### Goal:
Each line that holds the word "Foundation" should be returned.

____________

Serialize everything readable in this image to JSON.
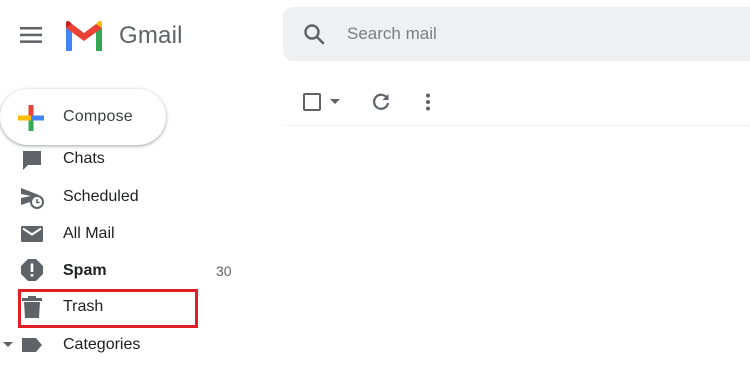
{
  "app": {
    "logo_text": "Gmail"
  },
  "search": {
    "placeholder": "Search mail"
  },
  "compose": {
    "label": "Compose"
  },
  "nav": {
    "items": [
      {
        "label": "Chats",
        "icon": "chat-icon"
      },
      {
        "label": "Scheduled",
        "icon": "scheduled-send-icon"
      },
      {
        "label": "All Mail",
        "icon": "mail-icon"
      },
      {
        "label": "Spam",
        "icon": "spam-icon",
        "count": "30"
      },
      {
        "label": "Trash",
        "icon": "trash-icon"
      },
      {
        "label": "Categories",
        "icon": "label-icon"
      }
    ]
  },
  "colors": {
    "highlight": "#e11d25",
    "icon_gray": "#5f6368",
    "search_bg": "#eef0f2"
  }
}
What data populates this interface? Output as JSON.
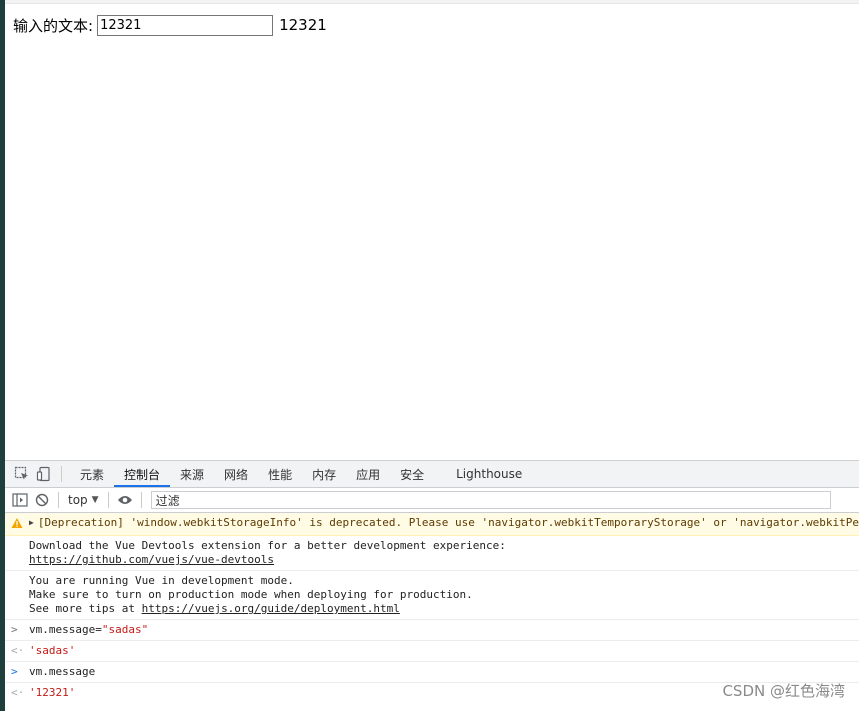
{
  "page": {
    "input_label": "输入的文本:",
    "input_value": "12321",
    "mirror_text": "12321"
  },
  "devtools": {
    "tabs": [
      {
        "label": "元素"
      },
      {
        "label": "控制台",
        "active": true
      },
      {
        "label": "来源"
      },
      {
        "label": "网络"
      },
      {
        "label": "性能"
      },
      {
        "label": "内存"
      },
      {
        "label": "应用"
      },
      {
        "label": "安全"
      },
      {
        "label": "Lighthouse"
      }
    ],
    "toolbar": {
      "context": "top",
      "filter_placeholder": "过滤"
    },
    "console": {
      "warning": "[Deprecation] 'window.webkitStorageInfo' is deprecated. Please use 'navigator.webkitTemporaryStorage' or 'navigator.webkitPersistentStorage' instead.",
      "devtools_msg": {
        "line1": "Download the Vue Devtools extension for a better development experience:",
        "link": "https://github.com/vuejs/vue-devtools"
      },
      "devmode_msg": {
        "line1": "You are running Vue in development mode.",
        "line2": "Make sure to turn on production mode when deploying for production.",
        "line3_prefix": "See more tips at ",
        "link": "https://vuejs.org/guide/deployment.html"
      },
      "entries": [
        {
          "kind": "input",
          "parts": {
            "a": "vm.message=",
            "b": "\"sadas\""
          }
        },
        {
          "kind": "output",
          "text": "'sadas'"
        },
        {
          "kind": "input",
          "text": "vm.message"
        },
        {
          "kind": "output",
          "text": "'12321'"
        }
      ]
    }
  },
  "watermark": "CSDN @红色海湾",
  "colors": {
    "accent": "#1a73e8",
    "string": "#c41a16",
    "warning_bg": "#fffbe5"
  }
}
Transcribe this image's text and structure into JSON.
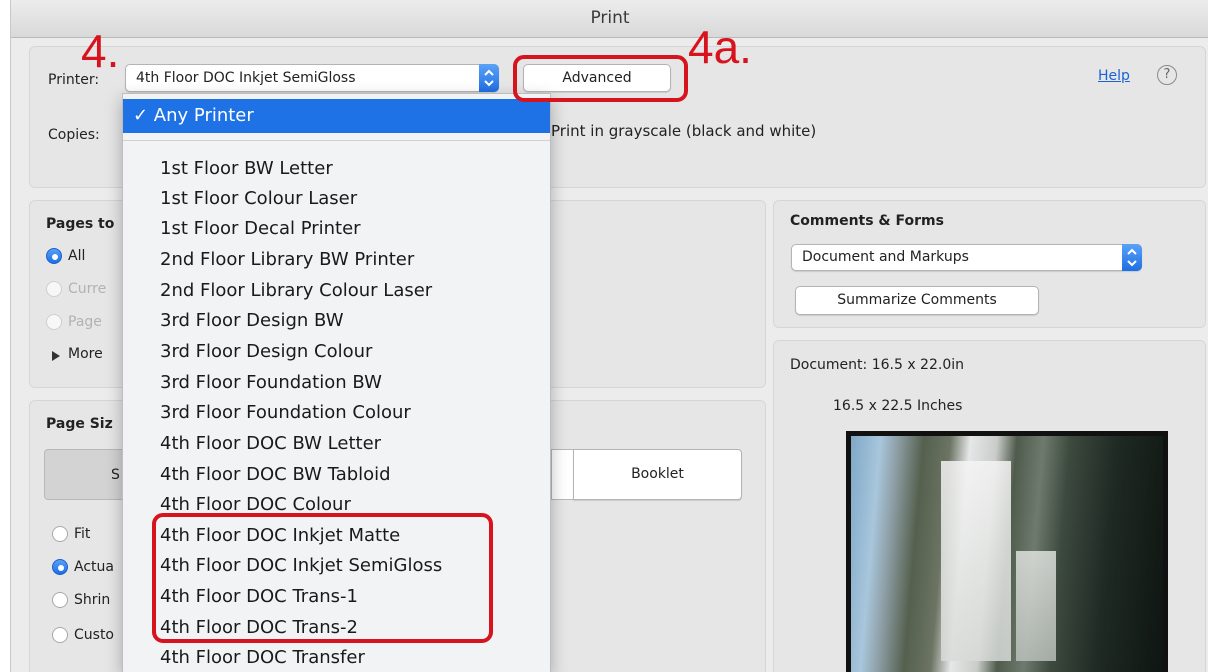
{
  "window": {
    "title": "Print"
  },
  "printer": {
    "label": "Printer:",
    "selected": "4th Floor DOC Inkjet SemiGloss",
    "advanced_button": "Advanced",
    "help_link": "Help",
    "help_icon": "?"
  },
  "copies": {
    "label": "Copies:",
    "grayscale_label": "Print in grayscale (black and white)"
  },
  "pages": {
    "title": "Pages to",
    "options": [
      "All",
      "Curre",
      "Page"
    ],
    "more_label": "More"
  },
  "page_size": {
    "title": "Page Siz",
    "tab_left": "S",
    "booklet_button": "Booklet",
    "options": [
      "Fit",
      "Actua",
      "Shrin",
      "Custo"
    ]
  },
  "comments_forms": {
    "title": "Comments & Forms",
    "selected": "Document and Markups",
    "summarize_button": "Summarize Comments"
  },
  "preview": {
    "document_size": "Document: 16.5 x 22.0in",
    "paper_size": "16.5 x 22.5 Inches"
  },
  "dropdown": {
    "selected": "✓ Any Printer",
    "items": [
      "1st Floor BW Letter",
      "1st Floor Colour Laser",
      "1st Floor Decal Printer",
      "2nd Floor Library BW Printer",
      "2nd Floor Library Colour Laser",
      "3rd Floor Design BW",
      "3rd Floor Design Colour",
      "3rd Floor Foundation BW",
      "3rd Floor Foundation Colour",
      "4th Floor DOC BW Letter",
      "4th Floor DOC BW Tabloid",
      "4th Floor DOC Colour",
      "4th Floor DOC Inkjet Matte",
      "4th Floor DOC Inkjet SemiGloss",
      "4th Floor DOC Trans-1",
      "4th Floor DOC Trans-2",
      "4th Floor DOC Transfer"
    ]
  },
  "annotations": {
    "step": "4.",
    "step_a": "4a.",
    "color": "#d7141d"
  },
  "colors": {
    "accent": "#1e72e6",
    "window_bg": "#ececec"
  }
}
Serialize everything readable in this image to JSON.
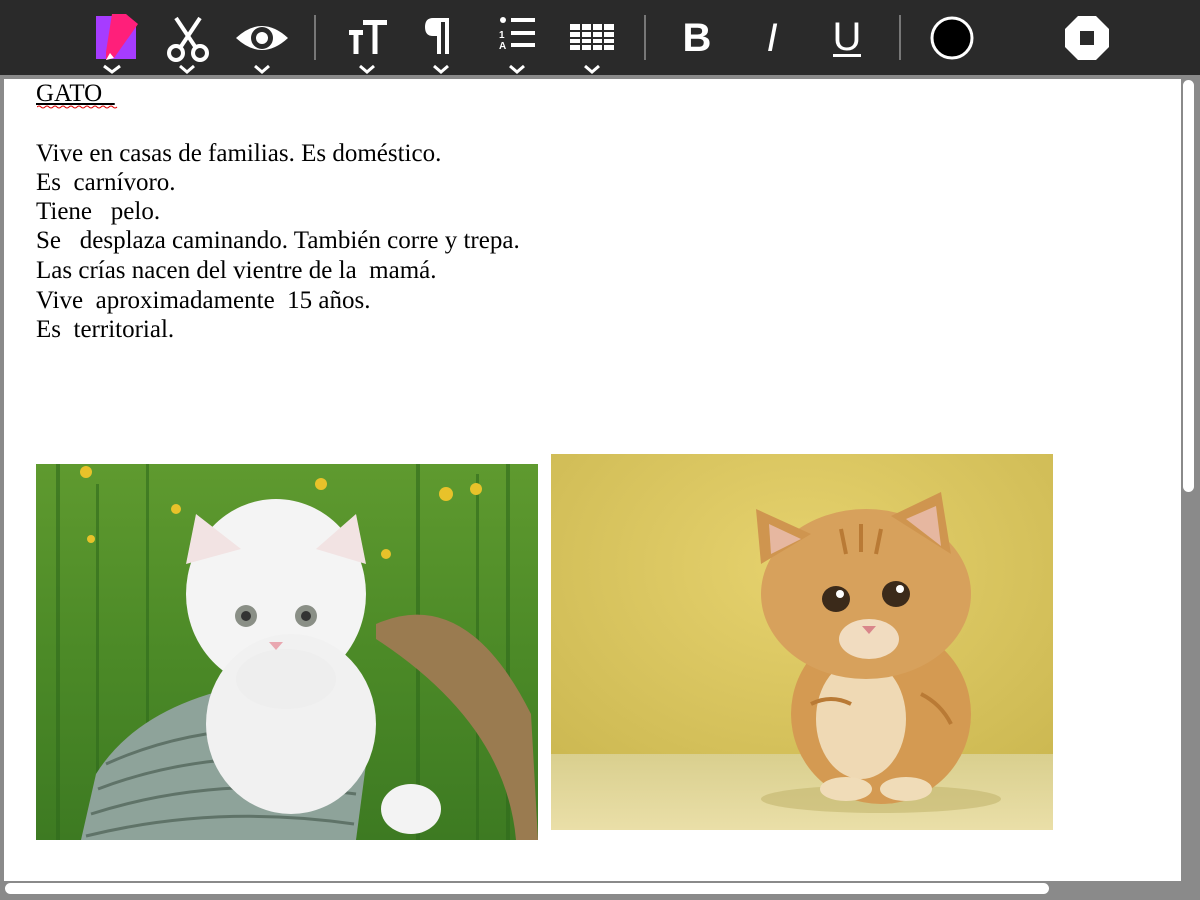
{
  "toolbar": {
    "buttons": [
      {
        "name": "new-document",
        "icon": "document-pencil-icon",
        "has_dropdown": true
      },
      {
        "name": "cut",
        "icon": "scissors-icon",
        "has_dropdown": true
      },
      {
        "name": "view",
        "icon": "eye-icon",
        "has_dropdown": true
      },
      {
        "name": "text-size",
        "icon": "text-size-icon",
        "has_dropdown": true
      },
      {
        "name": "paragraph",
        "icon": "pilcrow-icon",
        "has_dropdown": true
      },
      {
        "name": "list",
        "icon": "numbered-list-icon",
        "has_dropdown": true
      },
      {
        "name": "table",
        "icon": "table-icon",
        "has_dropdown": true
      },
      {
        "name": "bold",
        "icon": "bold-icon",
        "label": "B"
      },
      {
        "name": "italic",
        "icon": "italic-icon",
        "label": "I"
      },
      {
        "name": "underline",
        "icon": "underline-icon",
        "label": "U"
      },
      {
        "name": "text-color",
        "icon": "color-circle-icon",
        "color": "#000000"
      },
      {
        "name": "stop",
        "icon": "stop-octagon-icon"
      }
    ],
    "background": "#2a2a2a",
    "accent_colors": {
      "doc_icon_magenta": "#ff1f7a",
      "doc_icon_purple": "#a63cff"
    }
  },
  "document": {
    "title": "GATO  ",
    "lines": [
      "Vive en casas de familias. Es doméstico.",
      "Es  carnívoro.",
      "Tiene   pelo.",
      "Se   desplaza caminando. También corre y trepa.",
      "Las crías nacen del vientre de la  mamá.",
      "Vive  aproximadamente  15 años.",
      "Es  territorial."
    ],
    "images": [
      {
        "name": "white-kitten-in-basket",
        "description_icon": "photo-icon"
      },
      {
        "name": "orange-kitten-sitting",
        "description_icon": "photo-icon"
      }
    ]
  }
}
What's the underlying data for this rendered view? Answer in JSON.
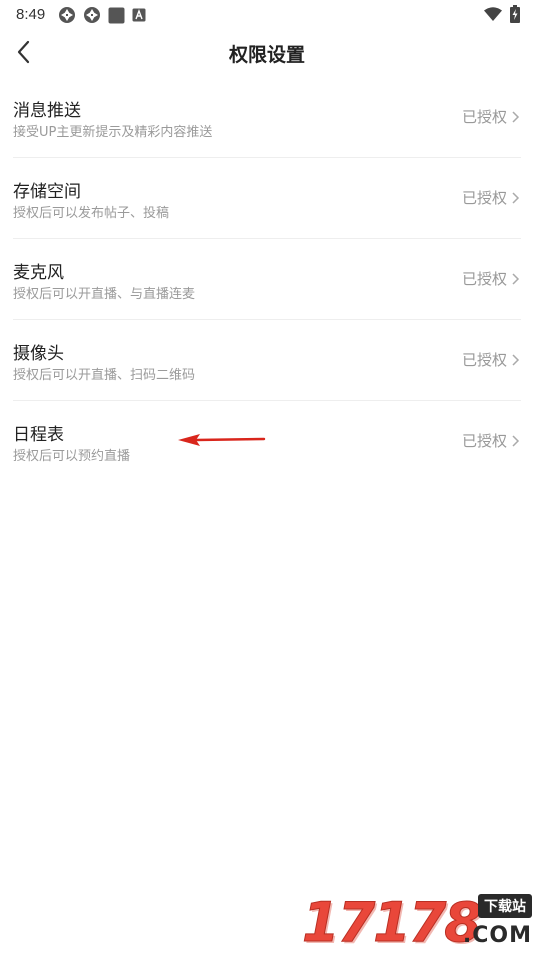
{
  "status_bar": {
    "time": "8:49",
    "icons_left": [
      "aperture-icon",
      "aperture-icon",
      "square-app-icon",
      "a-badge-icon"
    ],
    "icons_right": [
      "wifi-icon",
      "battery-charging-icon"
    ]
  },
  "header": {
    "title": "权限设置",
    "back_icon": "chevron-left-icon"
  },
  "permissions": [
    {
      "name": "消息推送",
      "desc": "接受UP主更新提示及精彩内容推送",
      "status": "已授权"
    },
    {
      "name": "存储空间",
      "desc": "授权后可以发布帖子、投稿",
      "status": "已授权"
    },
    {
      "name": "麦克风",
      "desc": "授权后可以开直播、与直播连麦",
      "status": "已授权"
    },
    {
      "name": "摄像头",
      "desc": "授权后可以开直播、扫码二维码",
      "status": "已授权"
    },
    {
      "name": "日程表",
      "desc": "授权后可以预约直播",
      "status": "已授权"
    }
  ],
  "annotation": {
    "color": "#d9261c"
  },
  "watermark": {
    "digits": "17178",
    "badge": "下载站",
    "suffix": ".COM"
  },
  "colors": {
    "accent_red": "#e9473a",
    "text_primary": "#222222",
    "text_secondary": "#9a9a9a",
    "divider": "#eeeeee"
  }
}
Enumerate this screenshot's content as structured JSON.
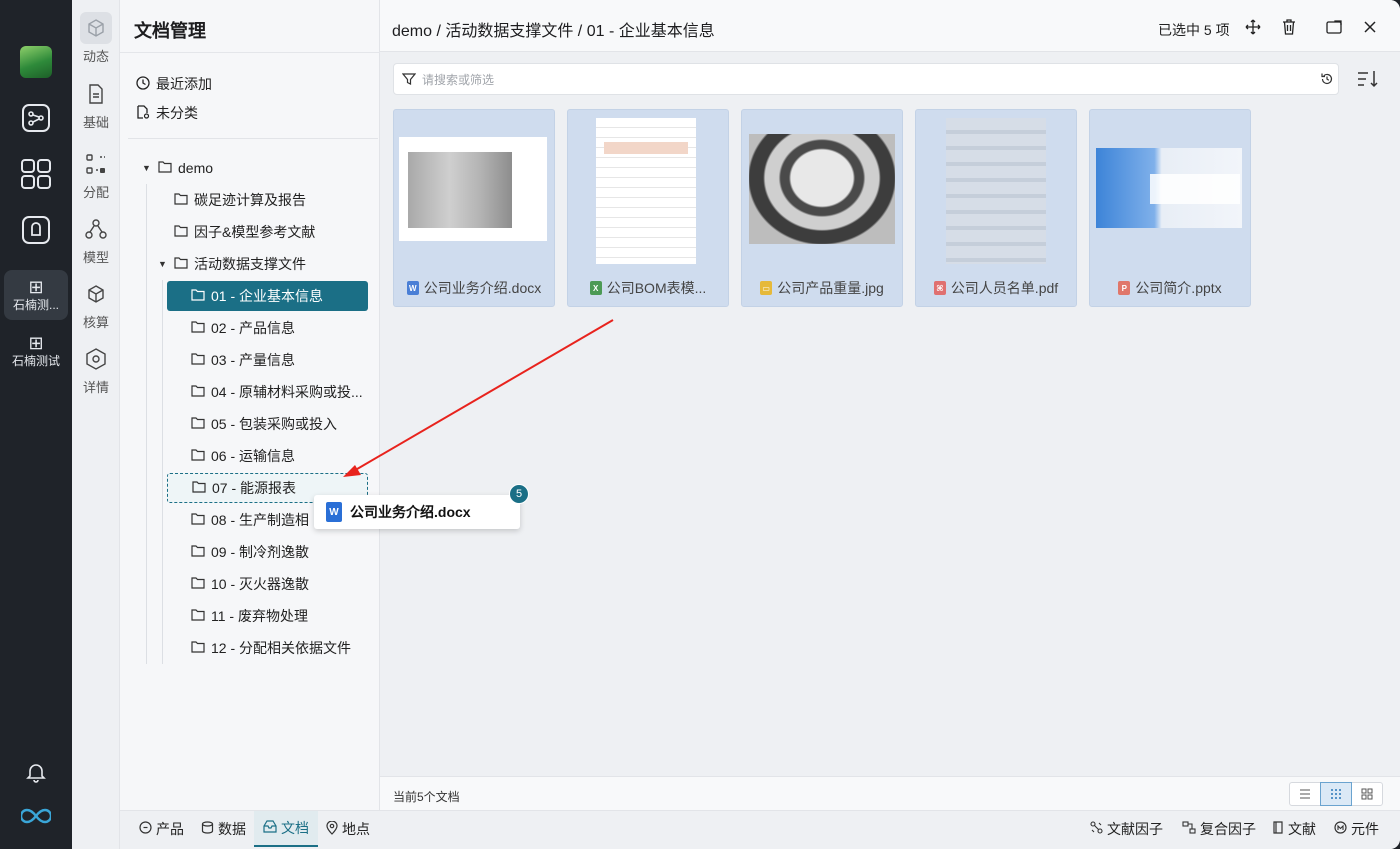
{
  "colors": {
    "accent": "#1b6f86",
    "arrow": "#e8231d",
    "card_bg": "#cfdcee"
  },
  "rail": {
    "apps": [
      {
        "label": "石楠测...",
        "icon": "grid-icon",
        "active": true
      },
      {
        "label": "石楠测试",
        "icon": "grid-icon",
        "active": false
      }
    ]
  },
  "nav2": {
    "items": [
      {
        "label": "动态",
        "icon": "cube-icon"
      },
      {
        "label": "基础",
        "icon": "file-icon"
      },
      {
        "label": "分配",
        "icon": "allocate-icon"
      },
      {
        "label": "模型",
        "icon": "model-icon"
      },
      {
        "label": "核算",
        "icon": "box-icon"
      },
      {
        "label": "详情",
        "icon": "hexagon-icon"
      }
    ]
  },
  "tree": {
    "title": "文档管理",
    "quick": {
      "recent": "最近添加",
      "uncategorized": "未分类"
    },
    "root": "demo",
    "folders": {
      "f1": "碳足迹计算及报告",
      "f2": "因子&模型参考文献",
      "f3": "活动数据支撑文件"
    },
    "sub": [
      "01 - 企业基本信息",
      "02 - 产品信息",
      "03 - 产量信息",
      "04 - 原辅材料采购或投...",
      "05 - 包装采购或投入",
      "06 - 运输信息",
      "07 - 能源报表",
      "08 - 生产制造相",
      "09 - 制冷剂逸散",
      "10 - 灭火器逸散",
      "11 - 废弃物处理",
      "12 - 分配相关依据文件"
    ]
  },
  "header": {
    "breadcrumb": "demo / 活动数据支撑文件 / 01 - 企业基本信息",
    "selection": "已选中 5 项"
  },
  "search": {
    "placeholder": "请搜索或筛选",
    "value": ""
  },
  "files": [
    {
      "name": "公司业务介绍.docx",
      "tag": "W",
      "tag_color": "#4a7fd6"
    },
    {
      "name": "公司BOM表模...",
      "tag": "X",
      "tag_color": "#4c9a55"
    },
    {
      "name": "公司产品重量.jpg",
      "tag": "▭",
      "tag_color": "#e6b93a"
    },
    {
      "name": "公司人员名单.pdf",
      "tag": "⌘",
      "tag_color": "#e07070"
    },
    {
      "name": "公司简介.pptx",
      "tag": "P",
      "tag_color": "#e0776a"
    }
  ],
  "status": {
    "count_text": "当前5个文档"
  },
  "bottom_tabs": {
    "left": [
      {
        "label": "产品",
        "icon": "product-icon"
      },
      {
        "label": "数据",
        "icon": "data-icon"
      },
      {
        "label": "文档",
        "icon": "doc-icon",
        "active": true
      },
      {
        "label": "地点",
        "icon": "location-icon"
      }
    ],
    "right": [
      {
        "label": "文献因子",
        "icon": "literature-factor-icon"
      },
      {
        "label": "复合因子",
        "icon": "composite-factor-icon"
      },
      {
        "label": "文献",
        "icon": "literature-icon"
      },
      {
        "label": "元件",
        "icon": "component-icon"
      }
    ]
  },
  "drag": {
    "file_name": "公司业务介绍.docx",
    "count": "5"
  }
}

____________

### Expected output:
      "3rd Floor Foundation BW",
      "3rd Floor Foundation Colour",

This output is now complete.